### EXERCISE
Retype the records below exactly as they appear, but leave out any pictures.
===
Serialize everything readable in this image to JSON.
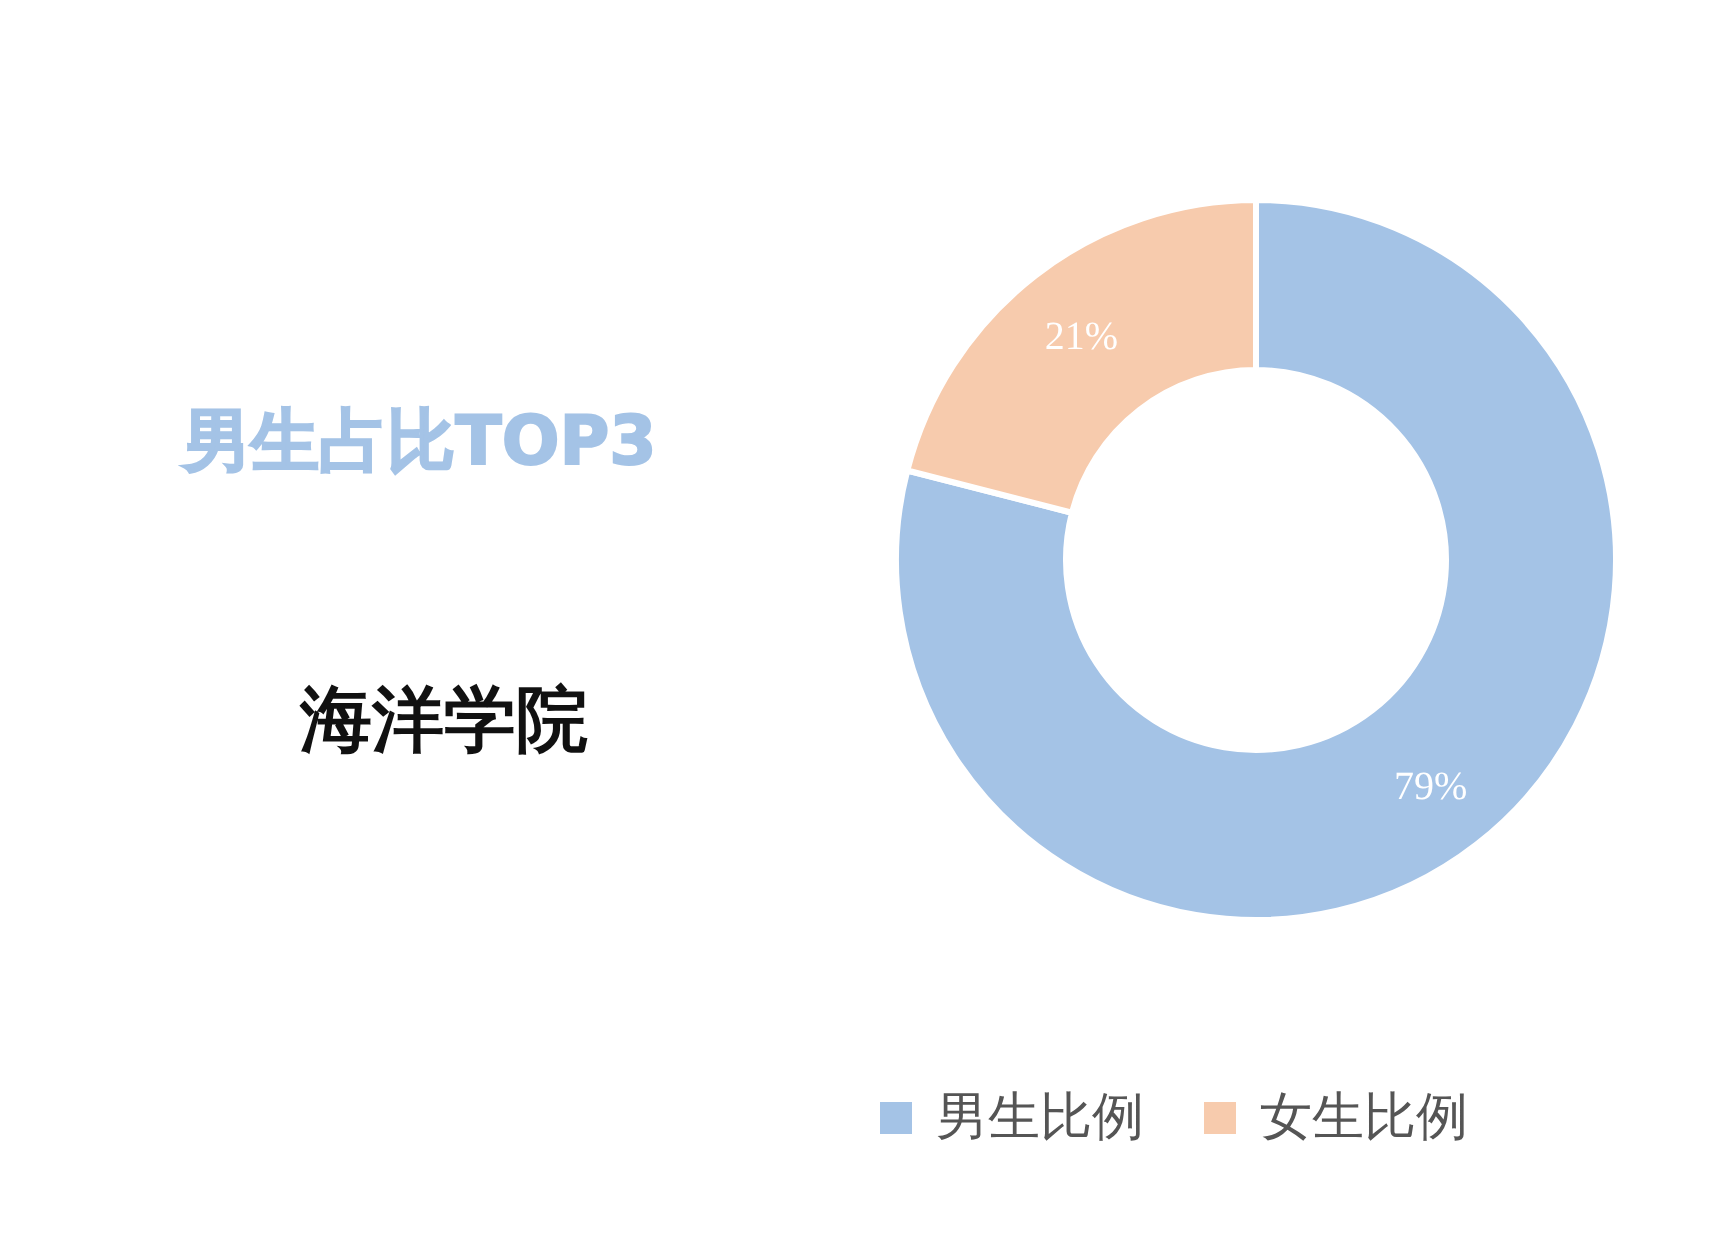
{
  "chart_data": {
    "type": "donut",
    "title": "男生占比TOP3",
    "subtitle": "海洋学院",
    "categories": [
      "男生比例",
      "女生比例"
    ],
    "values": [
      79,
      21
    ],
    "colors": [
      "#a4c3e6",
      "#f7cbad"
    ],
    "value_labels": [
      "79%",
      "21%"
    ],
    "legend": "bottom"
  }
}
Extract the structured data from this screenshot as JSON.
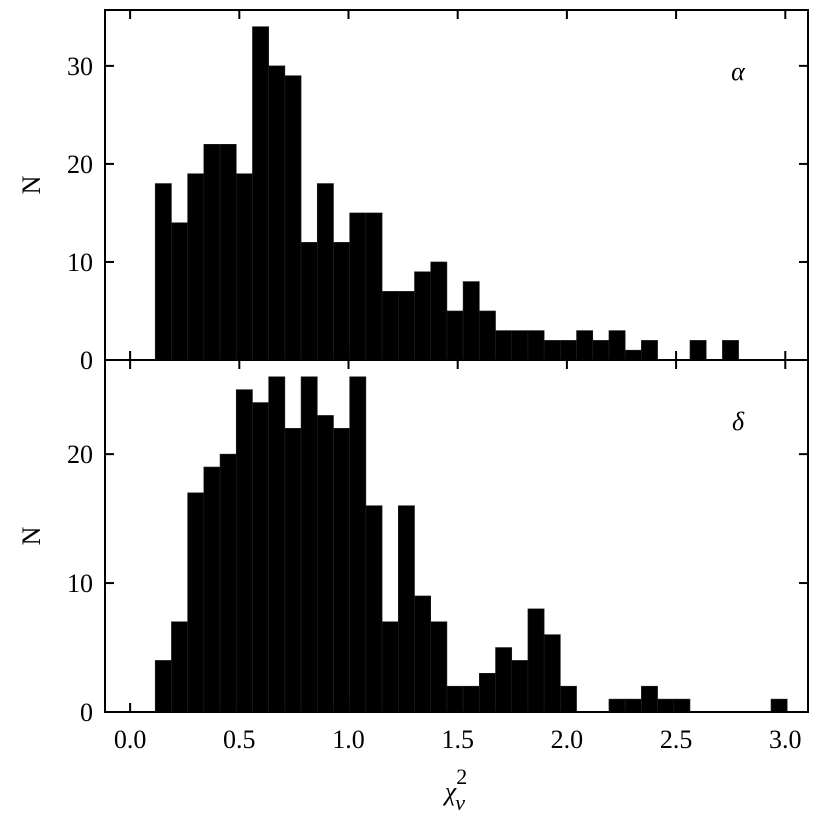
===
### ANSWER BELOW
Serialize everything readable in this image to JSON.
{
  "chart_data": {
    "type": "donut",
    "title": "男生占比TOP3",
    "subtitle": "海洋学院",
    "categories": [
      "男生比例",
      "女生比例"
    ],
    "values": [
      79,
      21
    ],
    "colors": [
      "#a4c3e6",
      "#f7cbad"
    ],
    "value_labels": [
      "79%",
      "21%"
    ],
    "legend": "bottom"
  }
}
Extract the structured data from this screenshot as JSON.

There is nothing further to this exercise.